--- Task instructions ---
Repeat, without any change, the entries presented below.

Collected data
-- begin --

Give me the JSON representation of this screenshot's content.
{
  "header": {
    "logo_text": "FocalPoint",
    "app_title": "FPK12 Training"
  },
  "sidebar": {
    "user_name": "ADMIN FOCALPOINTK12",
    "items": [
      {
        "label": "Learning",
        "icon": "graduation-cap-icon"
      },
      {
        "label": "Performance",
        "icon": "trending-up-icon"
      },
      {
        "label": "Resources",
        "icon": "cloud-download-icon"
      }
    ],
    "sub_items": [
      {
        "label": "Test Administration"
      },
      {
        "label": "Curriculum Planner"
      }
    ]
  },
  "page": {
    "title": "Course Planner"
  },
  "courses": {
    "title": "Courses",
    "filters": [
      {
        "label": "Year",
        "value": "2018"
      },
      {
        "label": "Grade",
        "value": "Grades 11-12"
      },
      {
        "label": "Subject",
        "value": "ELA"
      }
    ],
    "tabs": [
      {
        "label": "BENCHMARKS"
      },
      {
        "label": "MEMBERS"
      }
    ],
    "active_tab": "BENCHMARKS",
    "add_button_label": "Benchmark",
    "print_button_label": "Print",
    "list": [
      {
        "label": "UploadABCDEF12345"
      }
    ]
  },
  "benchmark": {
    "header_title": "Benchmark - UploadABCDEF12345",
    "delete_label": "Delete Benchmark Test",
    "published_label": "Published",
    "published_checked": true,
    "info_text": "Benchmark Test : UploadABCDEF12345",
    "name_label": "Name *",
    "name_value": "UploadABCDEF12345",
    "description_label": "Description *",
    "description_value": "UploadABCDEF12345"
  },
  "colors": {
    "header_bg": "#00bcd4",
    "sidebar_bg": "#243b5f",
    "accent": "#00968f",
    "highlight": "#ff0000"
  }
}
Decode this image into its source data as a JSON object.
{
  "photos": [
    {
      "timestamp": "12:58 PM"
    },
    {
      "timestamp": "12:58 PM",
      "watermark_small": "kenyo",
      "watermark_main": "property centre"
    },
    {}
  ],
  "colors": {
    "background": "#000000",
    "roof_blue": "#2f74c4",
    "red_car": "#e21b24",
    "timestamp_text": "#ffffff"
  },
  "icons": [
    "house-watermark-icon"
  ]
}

-- end --

--- Answer for the task ---
Give me the JSON representation of this screenshot's content.
{
  "header": {
    "logo_text": "FocalPoint",
    "app_title": "FPK12 Training"
  },
  "sidebar": {
    "user_name": "ADMIN FOCALPOINTK12",
    "items": [
      {
        "label": "Learning",
        "icon": "graduation-cap-icon"
      },
      {
        "label": "Performance",
        "icon": "trending-up-icon"
      },
      {
        "label": "Resources",
        "icon": "cloud-download-icon"
      }
    ],
    "sub_items": [
      {
        "label": "Test Administration"
      },
      {
        "label": "Curriculum Planner"
      }
    ]
  },
  "page": {
    "title": "Course Planner"
  },
  "courses": {
    "title": "Courses",
    "filters": [
      {
        "label": "Year",
        "value": "2018"
      },
      {
        "label": "Grade",
        "value": "Grades 11-12"
      },
      {
        "label": "Subject",
        "value": "ELA"
      }
    ],
    "tabs": [
      {
        "label": "BENCHMARKS"
      },
      {
        "label": "MEMBERS"
      }
    ],
    "active_tab": "BENCHMARKS",
    "add_button_label": "Benchmark",
    "print_button_label": "Print",
    "list": [
      {
        "label": "UploadABCDEF12345"
      }
    ]
  },
  "benchmark": {
    "header_title": "Benchmark - UploadABCDEF12345",
    "delete_label": "Delete Benchmark Test",
    "published_label": "Published",
    "published_checked": true,
    "info_text": "Benchmark Test : UploadABCDEF12345",
    "name_label": "Name *",
    "name_value": "UploadABCDEF12345",
    "description_label": "Description *",
    "description_value": "UploadABCDEF12345"
  },
  "colors": {
    "header_bg": "#00bcd4",
    "sidebar_bg": "#243b5f",
    "accent": "#00968f",
    "highlight": "#ff0000"
  }
}
Decode this image into its source data as a JSON object.
{
  "photos": [
    {
      "timestamp": "12:58 PM"
    },
    {
      "timestamp": "12:58 PM",
      "watermark_small": "kenyo",
      "watermark_main": "property centre"
    },
    {}
  ],
  "colors": {
    "background": "#000000",
    "roof_blue": "#2f74c4",
    "red_car": "#e21b24",
    "timestamp_text": "#ffffff"
  },
  "icons": [
    "house-watermark-icon"
  ]
}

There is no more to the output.